[DIRECTION] In the data below, find every line with the string "name" and pull it out.

[Items from a figure collection]
_____

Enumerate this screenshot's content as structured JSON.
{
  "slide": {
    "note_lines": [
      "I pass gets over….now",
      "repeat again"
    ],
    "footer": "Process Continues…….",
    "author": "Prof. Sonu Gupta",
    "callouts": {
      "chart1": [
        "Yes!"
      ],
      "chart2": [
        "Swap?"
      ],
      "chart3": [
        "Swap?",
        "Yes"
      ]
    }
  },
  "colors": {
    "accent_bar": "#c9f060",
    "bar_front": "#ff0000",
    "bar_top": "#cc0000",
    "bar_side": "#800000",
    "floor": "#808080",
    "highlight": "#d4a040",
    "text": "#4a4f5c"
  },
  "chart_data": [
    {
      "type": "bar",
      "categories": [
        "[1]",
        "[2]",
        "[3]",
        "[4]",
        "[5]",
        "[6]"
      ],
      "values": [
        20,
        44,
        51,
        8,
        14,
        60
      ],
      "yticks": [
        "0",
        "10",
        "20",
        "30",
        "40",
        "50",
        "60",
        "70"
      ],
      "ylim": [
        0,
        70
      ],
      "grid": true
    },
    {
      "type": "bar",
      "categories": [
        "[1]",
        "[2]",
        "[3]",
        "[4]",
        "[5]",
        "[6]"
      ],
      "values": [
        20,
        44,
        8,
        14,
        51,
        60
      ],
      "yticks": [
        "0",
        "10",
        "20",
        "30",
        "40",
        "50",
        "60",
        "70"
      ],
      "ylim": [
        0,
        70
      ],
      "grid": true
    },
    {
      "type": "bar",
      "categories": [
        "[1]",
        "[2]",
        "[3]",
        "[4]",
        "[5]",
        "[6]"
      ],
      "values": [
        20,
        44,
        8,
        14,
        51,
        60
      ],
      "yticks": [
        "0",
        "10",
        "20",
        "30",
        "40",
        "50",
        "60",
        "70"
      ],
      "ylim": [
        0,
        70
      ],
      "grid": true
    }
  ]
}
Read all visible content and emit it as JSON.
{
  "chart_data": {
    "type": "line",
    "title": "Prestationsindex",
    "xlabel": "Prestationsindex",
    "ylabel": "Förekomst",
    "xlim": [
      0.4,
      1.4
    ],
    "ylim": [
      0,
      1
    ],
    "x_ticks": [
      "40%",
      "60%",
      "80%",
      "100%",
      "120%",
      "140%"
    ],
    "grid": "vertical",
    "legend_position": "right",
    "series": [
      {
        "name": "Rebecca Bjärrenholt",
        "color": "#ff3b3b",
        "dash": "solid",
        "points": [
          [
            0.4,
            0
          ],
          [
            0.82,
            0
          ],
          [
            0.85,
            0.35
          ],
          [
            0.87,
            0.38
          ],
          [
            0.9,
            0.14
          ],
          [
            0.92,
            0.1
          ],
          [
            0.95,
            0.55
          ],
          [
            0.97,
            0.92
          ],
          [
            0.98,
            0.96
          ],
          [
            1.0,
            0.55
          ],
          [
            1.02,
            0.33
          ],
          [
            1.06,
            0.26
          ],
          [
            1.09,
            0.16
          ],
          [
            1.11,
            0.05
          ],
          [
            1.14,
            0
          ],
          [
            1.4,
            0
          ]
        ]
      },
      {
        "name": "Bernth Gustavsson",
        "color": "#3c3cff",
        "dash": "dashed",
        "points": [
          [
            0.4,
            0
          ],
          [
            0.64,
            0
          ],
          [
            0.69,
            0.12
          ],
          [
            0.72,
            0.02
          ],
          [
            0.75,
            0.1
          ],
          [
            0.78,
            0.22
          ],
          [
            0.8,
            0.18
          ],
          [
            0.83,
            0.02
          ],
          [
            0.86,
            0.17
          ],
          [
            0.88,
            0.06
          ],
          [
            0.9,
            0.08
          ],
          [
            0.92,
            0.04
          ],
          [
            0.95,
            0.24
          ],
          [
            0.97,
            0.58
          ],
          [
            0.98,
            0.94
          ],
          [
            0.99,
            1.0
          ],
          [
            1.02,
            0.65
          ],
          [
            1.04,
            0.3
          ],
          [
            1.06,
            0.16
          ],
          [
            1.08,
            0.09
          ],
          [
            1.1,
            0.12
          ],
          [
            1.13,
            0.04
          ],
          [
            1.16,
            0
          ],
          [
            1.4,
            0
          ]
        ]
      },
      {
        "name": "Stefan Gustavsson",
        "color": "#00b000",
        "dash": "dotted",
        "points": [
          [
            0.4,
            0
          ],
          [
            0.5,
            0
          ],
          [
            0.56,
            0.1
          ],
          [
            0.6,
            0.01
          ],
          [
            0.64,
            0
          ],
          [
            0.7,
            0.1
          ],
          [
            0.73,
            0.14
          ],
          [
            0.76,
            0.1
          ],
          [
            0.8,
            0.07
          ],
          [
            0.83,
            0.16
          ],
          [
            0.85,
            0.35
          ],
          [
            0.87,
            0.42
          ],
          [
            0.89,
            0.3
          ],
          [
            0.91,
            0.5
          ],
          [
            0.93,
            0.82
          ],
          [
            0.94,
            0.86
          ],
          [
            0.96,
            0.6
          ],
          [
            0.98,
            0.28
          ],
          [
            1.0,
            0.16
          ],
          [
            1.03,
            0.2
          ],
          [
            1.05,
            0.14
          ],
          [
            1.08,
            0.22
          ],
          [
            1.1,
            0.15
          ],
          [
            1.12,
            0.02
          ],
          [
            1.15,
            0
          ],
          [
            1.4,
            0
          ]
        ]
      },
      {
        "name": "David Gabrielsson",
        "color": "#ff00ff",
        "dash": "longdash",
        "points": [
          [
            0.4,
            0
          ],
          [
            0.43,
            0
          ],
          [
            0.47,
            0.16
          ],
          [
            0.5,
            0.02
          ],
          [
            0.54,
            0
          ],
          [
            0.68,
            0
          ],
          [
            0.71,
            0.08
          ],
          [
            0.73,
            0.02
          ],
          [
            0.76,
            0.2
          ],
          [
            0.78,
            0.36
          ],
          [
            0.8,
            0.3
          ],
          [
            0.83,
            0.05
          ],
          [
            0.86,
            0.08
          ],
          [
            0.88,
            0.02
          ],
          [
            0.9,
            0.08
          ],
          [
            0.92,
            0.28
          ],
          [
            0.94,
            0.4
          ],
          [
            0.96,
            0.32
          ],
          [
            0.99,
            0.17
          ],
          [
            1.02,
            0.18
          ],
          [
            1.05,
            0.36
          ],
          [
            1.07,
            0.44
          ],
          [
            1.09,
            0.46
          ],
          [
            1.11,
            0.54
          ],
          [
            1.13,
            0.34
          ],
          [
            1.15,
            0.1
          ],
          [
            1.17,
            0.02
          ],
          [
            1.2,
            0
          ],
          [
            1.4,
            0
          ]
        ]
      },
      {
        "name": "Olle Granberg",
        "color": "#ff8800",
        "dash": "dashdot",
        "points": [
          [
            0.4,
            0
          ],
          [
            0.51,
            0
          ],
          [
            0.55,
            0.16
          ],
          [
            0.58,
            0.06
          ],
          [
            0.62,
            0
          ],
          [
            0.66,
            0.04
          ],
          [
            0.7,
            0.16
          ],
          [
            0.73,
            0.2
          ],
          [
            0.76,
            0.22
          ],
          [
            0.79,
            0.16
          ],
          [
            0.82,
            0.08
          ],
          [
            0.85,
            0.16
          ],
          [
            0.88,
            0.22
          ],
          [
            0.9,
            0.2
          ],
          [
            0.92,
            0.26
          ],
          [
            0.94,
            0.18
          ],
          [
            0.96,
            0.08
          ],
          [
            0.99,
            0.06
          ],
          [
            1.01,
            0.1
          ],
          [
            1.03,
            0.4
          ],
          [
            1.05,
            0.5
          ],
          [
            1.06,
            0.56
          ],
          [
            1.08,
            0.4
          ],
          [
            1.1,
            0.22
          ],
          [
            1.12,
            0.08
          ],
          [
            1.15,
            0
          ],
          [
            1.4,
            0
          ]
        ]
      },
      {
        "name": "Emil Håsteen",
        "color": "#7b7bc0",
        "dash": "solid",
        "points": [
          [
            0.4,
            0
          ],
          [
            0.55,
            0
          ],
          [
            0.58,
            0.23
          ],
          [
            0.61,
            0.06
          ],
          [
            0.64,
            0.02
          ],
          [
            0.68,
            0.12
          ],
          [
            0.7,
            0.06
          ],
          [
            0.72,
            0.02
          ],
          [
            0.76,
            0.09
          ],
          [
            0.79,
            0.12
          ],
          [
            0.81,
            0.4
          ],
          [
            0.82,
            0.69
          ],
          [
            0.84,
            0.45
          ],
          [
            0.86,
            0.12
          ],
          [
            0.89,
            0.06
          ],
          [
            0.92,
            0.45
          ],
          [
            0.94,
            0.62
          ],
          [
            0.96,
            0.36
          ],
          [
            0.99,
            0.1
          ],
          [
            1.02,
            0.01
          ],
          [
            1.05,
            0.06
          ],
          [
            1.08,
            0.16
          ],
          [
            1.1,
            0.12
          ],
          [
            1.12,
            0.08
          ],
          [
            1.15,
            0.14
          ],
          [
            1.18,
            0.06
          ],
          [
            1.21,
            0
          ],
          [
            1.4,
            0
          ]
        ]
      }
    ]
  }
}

_____

[SOLUTION TO THIS PROBLEM]
        "name": "Rebecca Bjärrenholt",
        "name": "Bernth Gustavsson",
        "name": "Stefan Gustavsson",
        "name": "David Gabrielsson",
        "name": "Olle Granberg",
        "name": "Emil Håsteen",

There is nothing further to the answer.